***** Record set *****
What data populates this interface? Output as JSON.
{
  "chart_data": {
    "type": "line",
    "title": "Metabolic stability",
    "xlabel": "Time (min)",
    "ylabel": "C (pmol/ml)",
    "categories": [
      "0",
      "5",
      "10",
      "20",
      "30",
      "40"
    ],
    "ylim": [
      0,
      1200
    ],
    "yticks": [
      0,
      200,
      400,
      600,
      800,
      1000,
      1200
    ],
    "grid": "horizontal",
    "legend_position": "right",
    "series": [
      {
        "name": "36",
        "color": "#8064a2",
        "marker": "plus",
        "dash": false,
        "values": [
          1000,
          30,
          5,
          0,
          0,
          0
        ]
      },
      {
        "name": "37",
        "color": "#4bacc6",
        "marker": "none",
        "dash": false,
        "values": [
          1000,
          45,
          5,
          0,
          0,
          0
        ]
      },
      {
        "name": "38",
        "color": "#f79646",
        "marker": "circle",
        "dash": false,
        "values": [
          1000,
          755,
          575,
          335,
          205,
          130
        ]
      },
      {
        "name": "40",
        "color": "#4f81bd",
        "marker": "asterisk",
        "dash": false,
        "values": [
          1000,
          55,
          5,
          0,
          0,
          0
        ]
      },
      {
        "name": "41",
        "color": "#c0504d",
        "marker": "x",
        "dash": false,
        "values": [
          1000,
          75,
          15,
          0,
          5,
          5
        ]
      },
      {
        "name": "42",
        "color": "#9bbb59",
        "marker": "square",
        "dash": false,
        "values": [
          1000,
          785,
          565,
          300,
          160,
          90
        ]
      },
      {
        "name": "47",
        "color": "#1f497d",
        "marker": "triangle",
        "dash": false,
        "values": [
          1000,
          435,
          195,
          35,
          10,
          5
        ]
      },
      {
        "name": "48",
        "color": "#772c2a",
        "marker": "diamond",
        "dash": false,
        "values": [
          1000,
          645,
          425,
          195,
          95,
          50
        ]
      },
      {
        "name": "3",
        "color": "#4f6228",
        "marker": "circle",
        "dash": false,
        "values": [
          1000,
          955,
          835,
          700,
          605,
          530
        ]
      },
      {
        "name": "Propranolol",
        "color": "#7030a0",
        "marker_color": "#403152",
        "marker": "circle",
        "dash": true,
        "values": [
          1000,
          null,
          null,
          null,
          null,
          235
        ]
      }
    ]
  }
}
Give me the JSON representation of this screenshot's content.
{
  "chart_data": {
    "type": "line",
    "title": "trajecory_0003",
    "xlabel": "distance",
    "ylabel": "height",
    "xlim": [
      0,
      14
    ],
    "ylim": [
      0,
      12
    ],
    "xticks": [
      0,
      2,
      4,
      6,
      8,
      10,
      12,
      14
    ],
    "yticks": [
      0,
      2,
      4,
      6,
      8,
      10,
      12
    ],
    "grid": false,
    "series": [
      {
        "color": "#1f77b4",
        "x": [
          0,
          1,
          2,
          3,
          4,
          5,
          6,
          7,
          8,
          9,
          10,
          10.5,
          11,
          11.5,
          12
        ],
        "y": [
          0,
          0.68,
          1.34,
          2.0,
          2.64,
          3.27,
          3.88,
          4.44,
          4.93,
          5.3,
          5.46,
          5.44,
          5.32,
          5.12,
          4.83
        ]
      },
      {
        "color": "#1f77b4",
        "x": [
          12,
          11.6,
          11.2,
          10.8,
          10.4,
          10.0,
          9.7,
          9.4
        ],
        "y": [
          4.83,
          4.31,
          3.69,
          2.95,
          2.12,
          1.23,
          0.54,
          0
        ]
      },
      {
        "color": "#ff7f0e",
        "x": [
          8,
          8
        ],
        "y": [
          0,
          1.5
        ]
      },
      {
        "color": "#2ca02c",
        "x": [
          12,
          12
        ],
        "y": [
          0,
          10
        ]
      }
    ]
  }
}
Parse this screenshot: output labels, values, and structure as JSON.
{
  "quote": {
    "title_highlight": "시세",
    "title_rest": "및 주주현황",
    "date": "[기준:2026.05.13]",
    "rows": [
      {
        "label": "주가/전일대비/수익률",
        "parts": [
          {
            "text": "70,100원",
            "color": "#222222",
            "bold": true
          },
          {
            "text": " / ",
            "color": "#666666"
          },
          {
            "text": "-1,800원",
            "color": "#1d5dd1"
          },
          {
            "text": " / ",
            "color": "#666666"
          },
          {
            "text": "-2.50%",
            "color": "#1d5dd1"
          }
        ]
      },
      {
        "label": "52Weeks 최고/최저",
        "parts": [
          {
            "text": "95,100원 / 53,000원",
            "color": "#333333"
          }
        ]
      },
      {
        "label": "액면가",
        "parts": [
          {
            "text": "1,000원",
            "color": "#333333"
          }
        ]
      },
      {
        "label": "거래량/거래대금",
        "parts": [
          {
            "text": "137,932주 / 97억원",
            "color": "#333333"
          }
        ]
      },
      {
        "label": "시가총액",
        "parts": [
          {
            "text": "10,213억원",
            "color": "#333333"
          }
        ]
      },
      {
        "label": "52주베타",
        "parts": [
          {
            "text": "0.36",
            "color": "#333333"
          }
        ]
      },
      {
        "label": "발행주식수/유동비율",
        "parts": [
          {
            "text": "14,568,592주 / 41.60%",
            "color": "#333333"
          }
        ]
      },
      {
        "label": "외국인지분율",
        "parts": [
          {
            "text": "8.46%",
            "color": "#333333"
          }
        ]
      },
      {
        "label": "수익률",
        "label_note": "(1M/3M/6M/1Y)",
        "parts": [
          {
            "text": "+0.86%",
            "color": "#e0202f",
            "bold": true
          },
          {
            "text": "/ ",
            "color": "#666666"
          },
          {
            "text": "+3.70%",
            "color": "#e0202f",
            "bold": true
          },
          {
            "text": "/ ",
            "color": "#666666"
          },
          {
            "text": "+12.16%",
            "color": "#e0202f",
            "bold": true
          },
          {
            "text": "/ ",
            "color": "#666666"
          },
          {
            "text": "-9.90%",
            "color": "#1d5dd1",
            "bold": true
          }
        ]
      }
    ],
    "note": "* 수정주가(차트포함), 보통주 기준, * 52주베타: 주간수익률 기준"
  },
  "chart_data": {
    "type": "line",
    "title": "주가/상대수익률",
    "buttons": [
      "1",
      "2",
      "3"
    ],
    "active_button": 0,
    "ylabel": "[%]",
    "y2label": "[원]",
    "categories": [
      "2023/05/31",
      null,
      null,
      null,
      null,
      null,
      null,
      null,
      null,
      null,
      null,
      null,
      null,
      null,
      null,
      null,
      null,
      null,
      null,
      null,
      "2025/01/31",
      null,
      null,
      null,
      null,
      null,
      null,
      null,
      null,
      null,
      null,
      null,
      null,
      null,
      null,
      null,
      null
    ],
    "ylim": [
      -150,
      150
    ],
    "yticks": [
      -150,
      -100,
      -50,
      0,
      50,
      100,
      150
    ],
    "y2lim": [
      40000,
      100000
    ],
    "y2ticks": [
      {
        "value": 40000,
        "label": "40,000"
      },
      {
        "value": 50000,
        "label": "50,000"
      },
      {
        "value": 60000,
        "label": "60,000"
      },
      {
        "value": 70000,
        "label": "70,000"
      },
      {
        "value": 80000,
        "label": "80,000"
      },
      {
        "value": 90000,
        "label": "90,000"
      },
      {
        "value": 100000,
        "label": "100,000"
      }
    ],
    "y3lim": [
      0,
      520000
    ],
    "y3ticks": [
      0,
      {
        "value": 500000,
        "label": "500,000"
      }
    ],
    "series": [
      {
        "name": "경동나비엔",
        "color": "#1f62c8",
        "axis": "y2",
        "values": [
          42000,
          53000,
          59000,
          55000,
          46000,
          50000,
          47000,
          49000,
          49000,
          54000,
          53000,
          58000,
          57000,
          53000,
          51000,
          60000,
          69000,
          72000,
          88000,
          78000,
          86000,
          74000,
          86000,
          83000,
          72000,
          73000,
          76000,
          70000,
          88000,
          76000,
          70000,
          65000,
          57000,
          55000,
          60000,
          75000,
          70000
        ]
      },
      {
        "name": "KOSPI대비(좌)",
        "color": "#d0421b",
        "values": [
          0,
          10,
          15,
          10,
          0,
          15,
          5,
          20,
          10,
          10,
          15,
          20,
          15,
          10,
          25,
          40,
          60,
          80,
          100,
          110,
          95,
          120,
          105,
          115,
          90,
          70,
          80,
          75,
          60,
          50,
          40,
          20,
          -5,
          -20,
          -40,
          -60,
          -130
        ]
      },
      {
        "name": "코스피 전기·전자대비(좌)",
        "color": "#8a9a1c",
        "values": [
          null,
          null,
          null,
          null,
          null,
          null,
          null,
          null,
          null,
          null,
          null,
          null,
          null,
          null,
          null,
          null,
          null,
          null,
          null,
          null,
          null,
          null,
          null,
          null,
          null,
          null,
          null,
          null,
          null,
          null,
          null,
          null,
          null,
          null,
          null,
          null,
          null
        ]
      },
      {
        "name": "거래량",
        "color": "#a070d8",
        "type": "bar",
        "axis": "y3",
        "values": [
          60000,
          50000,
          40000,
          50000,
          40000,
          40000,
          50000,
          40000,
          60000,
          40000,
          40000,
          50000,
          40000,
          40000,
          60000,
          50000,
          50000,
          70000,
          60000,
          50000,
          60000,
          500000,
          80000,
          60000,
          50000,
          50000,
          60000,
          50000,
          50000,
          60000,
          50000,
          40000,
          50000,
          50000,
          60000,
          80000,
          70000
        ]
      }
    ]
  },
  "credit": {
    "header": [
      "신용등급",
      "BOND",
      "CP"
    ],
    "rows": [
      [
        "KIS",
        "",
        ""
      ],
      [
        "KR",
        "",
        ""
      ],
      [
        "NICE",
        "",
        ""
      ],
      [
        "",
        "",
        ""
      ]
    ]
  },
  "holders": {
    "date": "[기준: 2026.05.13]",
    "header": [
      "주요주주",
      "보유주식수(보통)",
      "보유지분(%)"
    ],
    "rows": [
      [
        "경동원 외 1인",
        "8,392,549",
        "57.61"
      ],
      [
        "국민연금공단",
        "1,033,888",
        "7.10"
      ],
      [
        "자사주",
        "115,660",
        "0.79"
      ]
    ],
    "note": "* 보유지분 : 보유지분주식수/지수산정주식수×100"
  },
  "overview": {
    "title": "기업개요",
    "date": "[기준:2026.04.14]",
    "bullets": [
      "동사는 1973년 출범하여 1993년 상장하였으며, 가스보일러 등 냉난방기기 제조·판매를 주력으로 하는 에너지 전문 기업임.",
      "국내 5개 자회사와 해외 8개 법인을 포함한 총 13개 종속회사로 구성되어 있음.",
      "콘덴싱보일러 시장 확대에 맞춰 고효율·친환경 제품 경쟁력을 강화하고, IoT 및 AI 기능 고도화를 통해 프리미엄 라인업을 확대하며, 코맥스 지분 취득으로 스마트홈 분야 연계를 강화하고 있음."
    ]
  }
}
*****
:: Task to carry out ::
Pull out all lines from the listing that contain the string "JSON".

:: Solved exercise ::
What data populates this interface? Output as JSON.
Give me the JSON representation of this screenshot's content.
Parse this screenshot: output labels, values, and structure as JSON.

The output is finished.